[WORK TO BE COMPLETED]:
In the material below, the lines containing the word "系统的电脑" are required; copy each of them.

[MATERIAL FOR THE TASK]:
· · · · · · ·
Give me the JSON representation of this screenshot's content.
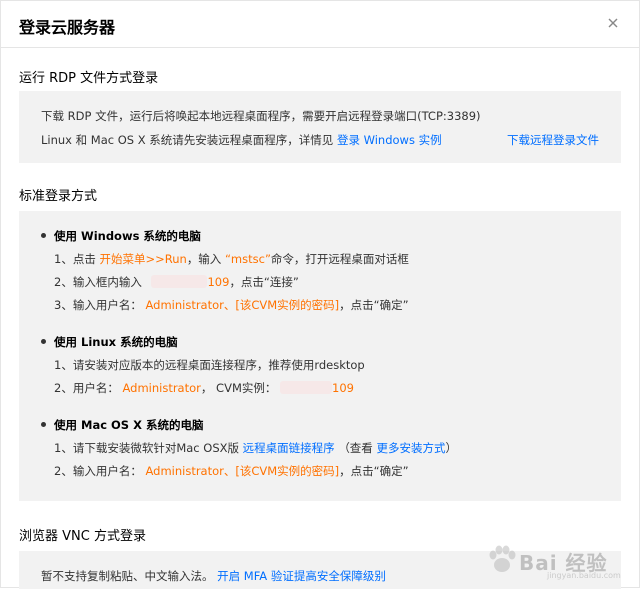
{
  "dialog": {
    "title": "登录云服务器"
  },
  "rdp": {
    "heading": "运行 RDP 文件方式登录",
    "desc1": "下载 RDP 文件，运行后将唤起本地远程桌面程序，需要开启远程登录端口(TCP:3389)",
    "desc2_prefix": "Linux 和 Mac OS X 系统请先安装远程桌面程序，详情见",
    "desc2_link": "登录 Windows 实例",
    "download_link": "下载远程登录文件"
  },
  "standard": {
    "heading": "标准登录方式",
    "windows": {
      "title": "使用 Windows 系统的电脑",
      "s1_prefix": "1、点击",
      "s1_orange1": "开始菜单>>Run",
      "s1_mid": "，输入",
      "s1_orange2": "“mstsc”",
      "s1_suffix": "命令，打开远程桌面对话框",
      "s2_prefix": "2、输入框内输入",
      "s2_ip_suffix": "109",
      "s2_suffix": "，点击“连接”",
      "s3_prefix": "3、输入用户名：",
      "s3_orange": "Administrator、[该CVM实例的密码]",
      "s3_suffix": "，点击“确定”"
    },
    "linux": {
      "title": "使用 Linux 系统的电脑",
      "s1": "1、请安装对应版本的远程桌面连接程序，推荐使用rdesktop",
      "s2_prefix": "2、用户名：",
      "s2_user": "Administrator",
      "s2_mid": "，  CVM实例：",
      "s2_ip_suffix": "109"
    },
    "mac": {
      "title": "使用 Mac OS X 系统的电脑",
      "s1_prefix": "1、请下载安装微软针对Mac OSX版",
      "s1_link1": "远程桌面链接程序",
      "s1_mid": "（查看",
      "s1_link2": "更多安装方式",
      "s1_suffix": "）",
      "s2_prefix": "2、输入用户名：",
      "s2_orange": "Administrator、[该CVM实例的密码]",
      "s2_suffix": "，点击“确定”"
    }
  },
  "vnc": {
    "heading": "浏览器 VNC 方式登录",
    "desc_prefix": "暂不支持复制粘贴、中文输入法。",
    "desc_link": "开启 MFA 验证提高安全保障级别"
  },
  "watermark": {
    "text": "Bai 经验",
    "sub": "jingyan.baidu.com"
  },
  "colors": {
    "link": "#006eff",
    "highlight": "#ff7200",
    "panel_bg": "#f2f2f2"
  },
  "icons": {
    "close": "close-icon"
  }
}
· · · · · · ·
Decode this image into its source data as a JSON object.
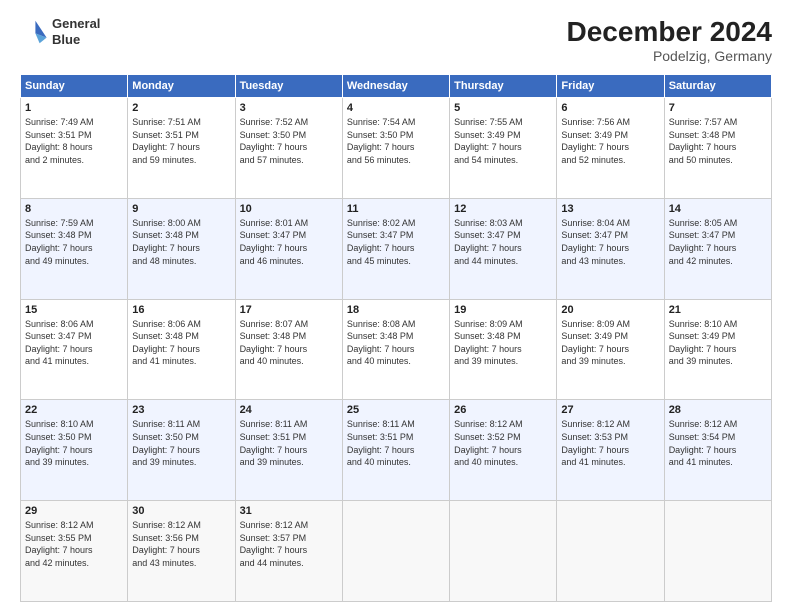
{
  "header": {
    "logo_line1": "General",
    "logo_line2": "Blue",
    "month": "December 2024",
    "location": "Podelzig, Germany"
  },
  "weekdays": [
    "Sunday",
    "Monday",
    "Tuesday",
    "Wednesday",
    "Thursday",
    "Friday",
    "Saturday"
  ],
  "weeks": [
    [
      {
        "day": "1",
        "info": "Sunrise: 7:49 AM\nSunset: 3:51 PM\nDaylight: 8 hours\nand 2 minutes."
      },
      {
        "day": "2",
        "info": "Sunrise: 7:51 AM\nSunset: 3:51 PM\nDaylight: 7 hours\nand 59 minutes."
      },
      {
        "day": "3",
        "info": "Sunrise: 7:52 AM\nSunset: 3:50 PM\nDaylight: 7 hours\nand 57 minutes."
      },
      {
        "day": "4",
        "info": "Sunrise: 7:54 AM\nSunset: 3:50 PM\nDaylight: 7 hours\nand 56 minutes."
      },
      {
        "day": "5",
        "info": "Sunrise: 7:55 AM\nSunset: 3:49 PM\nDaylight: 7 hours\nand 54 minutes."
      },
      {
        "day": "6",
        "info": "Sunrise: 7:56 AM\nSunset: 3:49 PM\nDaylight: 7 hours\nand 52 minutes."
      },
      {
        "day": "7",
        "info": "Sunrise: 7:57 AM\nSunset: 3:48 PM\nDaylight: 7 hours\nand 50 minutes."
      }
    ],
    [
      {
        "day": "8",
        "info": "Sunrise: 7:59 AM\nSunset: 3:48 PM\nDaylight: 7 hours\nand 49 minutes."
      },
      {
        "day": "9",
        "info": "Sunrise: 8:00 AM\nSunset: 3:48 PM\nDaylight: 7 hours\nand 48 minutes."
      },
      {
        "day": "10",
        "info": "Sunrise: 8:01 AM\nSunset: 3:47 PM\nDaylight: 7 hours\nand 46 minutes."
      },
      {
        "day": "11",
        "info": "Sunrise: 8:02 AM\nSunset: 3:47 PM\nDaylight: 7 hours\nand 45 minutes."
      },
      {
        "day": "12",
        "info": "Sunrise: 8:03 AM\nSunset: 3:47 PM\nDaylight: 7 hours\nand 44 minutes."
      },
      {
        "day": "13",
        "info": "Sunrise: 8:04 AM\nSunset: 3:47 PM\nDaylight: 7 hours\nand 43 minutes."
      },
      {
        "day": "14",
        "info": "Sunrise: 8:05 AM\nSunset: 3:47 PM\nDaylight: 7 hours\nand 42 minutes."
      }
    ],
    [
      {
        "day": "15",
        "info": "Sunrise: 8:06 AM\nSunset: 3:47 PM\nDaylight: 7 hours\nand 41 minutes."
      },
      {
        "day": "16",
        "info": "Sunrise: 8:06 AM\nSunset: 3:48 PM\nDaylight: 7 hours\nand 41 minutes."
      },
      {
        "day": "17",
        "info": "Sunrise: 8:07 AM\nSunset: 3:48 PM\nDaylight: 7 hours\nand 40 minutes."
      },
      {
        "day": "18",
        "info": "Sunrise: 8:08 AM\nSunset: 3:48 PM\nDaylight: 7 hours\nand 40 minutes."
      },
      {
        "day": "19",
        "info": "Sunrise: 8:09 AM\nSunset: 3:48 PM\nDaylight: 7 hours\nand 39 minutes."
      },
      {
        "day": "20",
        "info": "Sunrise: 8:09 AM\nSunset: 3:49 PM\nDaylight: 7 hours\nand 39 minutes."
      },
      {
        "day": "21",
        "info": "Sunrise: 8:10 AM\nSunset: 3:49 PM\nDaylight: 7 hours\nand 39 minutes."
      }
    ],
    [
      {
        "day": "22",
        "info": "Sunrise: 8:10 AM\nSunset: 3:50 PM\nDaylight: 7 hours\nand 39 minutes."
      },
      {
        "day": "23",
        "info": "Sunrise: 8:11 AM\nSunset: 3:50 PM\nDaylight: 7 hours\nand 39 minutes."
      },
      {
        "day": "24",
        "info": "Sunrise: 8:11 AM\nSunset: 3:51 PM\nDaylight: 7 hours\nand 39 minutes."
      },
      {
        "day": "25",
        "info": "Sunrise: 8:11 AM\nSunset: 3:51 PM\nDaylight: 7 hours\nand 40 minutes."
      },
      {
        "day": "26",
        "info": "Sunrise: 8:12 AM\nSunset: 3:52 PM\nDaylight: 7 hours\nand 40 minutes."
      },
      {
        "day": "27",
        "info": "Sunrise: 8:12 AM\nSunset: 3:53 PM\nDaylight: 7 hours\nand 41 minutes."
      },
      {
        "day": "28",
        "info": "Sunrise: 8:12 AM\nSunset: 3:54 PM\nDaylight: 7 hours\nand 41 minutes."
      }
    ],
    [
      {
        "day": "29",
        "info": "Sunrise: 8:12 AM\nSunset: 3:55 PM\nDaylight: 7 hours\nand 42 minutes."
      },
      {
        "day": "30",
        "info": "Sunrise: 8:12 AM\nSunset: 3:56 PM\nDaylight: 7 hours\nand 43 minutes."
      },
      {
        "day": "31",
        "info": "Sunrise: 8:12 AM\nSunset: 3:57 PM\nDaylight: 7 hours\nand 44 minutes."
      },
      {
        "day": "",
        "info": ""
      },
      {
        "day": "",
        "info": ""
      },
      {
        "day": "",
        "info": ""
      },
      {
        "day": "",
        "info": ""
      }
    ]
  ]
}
· · · · · · ·
[SOLUTION FOR THIS EXERCISE]:
      "title": "使用 Windows 系统的电脑",
      "title": "使用 Linux 系统的电脑",
      "title": "使用 Mac OS X 系统的电脑",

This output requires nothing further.